**Work required:** Below are some records. Say how many of their lines contain the string "plan", and give nothing but the number.

[Records from a dataset]
════════

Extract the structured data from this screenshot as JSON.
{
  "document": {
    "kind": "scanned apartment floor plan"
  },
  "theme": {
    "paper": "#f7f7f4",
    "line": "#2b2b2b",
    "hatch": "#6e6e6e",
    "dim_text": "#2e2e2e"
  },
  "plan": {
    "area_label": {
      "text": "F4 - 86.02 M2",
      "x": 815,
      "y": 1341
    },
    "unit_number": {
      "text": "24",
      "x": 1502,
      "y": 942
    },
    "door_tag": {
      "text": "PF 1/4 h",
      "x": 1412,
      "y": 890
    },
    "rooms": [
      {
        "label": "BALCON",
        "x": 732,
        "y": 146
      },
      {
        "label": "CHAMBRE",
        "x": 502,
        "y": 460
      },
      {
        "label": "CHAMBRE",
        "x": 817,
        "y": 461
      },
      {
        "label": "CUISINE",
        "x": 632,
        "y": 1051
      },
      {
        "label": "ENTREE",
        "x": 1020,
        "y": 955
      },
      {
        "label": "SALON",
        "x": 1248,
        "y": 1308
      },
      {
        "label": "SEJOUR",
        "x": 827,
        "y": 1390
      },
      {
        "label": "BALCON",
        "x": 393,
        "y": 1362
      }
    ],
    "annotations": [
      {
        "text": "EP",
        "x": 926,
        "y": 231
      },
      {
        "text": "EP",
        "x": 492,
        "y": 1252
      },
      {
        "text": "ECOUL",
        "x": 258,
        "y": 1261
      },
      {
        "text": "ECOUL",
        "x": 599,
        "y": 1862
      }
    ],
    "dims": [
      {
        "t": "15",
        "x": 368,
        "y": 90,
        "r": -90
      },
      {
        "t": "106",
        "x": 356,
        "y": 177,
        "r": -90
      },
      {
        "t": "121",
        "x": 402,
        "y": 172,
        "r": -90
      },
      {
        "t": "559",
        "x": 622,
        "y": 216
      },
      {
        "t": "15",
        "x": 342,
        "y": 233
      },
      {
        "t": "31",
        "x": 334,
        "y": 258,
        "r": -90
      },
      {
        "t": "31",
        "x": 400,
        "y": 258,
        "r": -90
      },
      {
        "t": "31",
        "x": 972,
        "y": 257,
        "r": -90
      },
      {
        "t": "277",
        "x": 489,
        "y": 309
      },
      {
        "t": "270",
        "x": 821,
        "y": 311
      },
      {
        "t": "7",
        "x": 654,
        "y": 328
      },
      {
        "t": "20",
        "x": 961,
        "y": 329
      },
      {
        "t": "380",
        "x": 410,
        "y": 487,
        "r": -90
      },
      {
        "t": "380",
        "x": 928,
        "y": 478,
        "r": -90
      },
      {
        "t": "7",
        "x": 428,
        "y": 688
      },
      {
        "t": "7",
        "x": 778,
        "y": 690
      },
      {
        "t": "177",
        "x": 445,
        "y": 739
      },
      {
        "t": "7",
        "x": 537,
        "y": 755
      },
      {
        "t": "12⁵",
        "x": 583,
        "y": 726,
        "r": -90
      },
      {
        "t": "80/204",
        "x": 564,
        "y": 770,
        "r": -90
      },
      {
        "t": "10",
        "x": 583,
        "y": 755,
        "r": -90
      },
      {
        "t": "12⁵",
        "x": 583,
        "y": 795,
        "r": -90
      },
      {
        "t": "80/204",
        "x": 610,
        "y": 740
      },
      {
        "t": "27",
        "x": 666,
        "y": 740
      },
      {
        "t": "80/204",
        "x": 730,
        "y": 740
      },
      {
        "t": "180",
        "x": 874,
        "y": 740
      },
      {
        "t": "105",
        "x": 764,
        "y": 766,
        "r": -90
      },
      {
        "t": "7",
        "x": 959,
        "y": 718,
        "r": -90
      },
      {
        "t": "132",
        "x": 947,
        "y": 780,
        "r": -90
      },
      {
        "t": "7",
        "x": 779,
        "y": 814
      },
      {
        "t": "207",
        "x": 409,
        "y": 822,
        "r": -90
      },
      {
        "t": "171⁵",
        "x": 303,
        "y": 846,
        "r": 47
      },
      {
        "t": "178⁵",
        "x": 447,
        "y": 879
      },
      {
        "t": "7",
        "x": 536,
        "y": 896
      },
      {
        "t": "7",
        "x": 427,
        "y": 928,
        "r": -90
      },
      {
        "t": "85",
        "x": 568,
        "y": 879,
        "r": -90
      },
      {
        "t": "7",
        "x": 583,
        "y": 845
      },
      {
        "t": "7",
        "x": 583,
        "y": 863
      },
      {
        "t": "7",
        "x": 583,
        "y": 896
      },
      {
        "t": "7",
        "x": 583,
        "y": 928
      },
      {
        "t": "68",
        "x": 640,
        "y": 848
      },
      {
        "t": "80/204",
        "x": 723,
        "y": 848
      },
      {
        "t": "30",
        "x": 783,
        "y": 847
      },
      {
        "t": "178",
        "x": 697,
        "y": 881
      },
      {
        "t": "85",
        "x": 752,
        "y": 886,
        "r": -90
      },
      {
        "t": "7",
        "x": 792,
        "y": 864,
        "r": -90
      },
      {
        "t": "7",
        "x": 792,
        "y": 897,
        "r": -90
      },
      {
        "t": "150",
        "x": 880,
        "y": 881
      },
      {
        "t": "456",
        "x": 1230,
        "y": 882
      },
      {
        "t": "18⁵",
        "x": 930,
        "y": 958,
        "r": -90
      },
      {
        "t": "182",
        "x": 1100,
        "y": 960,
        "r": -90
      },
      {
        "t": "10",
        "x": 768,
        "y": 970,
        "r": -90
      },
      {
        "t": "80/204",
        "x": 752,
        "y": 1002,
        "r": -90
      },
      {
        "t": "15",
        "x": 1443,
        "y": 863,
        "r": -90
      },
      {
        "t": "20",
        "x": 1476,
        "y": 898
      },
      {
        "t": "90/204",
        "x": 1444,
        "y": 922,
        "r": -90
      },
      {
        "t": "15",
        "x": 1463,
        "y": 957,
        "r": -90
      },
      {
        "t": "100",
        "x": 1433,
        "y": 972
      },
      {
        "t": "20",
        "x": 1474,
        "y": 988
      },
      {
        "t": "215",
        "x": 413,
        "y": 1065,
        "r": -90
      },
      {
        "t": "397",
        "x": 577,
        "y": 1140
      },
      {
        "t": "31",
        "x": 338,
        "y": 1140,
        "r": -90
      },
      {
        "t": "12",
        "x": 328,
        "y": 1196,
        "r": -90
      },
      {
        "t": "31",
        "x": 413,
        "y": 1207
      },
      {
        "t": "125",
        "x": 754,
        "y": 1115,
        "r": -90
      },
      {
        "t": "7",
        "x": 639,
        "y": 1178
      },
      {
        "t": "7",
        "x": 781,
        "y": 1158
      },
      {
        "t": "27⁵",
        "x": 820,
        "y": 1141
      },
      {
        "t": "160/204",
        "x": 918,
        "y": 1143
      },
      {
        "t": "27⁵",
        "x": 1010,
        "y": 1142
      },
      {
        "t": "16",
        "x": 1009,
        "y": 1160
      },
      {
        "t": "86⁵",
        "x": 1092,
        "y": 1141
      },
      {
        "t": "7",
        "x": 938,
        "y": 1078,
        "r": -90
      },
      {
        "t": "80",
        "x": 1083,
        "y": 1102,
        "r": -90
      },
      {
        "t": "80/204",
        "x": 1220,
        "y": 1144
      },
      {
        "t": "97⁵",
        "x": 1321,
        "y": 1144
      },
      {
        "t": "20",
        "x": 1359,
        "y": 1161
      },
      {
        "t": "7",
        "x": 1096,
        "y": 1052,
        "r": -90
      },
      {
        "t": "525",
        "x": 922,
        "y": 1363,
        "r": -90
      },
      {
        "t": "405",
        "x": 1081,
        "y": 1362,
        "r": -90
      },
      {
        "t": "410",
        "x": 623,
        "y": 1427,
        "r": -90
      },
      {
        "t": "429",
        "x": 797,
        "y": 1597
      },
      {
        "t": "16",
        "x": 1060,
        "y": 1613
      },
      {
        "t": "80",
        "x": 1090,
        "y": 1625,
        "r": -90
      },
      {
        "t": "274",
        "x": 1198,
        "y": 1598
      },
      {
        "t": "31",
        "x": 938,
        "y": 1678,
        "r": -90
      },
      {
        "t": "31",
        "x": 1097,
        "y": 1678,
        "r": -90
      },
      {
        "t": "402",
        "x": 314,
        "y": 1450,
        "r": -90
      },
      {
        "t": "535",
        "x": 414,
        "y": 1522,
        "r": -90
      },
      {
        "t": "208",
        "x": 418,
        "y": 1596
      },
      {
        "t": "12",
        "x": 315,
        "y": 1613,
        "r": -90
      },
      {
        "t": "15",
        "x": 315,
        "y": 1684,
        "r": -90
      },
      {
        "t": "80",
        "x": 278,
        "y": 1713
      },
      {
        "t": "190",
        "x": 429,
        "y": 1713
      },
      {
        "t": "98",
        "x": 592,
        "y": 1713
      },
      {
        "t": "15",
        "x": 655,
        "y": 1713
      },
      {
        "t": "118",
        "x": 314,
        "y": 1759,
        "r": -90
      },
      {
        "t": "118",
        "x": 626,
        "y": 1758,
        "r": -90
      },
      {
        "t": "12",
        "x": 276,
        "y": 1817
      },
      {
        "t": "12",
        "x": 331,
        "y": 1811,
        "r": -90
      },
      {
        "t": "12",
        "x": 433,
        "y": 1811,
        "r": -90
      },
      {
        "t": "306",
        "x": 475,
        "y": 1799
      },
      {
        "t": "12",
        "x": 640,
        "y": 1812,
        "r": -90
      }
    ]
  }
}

════════

**Task output:** 2